(Dataset rows about figures)
^^^^^^^^^^^^^^^^

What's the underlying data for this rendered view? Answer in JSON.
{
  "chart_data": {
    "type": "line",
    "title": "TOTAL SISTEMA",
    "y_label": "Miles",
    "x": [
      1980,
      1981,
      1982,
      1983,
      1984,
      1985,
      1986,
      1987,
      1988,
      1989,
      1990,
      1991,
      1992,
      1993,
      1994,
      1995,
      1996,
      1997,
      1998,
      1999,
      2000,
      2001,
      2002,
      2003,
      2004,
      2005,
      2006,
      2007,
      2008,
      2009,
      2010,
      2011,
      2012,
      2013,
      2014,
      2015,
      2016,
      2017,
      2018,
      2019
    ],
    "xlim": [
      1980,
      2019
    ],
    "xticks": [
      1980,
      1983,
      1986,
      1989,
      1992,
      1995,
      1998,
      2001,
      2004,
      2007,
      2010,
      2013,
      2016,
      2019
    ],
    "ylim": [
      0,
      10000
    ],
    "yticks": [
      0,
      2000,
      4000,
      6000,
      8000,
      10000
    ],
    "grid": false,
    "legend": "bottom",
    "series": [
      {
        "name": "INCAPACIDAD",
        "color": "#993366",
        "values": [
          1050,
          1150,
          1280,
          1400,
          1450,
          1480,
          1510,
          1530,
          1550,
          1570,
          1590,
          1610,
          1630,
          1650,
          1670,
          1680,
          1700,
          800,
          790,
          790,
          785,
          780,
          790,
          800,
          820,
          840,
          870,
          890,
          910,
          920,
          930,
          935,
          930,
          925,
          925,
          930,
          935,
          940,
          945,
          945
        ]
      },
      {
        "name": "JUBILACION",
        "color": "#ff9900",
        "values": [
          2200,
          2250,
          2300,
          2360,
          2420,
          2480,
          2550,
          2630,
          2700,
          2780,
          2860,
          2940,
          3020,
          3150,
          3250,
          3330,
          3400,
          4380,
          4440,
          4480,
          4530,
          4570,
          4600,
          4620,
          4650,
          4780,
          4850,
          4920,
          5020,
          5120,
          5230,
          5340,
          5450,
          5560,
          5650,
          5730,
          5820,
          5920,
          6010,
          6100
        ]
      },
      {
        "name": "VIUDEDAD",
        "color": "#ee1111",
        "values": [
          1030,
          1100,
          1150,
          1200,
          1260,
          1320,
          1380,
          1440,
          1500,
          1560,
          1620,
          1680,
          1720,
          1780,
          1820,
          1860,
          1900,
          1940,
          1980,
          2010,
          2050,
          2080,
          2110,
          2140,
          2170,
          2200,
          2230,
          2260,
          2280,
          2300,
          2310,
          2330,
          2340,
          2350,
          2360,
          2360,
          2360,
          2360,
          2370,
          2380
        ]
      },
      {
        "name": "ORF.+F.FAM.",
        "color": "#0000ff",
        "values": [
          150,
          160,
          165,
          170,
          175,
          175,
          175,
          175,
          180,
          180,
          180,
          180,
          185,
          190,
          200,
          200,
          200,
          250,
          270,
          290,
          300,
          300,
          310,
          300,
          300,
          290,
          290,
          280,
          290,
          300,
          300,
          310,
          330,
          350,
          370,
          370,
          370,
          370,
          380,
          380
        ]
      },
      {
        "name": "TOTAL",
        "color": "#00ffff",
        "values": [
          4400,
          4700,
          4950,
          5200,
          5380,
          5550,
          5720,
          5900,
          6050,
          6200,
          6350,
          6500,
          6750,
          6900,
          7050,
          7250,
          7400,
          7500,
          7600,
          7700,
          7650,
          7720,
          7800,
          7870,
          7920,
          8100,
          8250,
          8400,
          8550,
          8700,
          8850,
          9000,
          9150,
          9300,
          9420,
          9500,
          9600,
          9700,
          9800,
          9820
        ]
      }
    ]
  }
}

^^^^^^^^^^^^^^^^

Task prompt | Above are some records; extract every one of them exactly.

Written solution |
What's the underlying data for this rendered view? Answer in JSON.
{
  "chart_data": {
    "type": "line",
    "title": "TOTAL SISTEMA",
    "y_label": "Miles",
    "x": [
      1980,
      1981,
      1982,
      1983,
      1984,
      1985,
      1986,
      1987,
      1988,
      1989,
      1990,
      1991,
      1992,
      1993,
      1994,
      1995,
      1996,
      1997,
      1998,
      1999,
      2000,
      2001,
      2002,
      2003,
      2004,
      2005,
      2006,
      2007,
      2008,
      2009,
      2010,
      2011,
      2012,
      2013,
      2014,
      2015,
      2016,
      2017,
      2018,
      2019
    ],
    "xlim": [
      1980,
      2019
    ],
    "xticks": [
      1980,
      1983,
      1986,
      1989,
      1992,
      1995,
      1998,
      2001,
      2004,
      2007,
      2010,
      2013,
      2016,
      2019
    ],
    "ylim": [
      0,
      10000
    ],
    "yticks": [
      0,
      2000,
      4000,
      6000,
      8000,
      10000
    ],
    "grid": false,
    "legend": "bottom",
    "series": [
      {
        "name": "INCAPACIDAD",
        "color": "#993366",
        "values": [
          1050,
          1150,
          1280,
          1400,
          1450,
          1480,
          1510,
          1530,
          1550,
          1570,
          1590,
          1610,
          1630,
          1650,
          1670,
          1680,
          1700,
          800,
          790,
          790,
          785,
          780,
          790,
          800,
          820,
          840,
          870,
          890,
          910,
          920,
          930,
          935,
          930,
          925,
          925,
          930,
          935,
          940,
          945,
          945
        ]
      },
      {
        "name": "JUBILACION",
        "color": "#ff9900",
        "values": [
          2200,
          2250,
          2300,
          2360,
          2420,
          2480,
          2550,
          2630,
          2700,
          2780,
          2860,
          2940,
          3020,
          3150,
          3250,
          3330,
          3400,
          4380,
          4440,
          4480,
          4530,
          4570,
          4600,
          4620,
          4650,
          4780,
          4850,
          4920,
          5020,
          5120,
          5230,
          5340,
          5450,
          5560,
          5650,
          5730,
          5820,
          5920,
          6010,
          6100
        ]
      },
      {
        "name": "VIUDEDAD",
        "color": "#ee1111",
        "values": [
          1030,
          1100,
          1150,
          1200,
          1260,
          1320,
          1380,
          1440,
          1500,
          1560,
          1620,
          1680,
          1720,
          1780,
          1820,
          1860,
          1900,
          1940,
          1980,
          2010,
          2050,
          2080,
          2110,
          2140,
          2170,
          2200,
          2230,
          2260,
          2280,
          2300,
          2310,
          2330,
          2340,
          2350,
          2360,
          2360,
          2360,
          2360,
          2370,
          2380
        ]
      },
      {
        "name": "ORF.+F.FAM.",
        "color": "#0000ff",
        "values": [
          150,
          160,
          165,
          170,
          175,
          175,
          175,
          175,
          180,
          180,
          180,
          180,
          185,
          190,
          200,
          200,
          200,
          250,
          270,
          290,
          300,
          300,
          310,
          300,
          300,
          290,
          290,
          280,
          290,
          300,
          300,
          310,
          330,
          350,
          370,
          370,
          370,
          370,
          380,
          380
        ]
      },
      {
        "name": "TOTAL",
        "color": "#00ffff",
        "values": [
          4400,
          4700,
          4950,
          5200,
          5380,
          5550,
          5720,
          5900,
          6050,
          6200,
          6350,
          6500,
          6750,
          6900,
          7050,
          7250,
          7400,
          7500,
          7600,
          7700,
          7650,
          7720,
          7800,
          7870,
          7920,
          8100,
          8250,
          8400,
          8550,
          8700,
          8850,
          9000,
          9150,
          9300,
          9420,
          9500,
          9600,
          9700,
          9800,
          9820
        ]
      }
    ]
  }
}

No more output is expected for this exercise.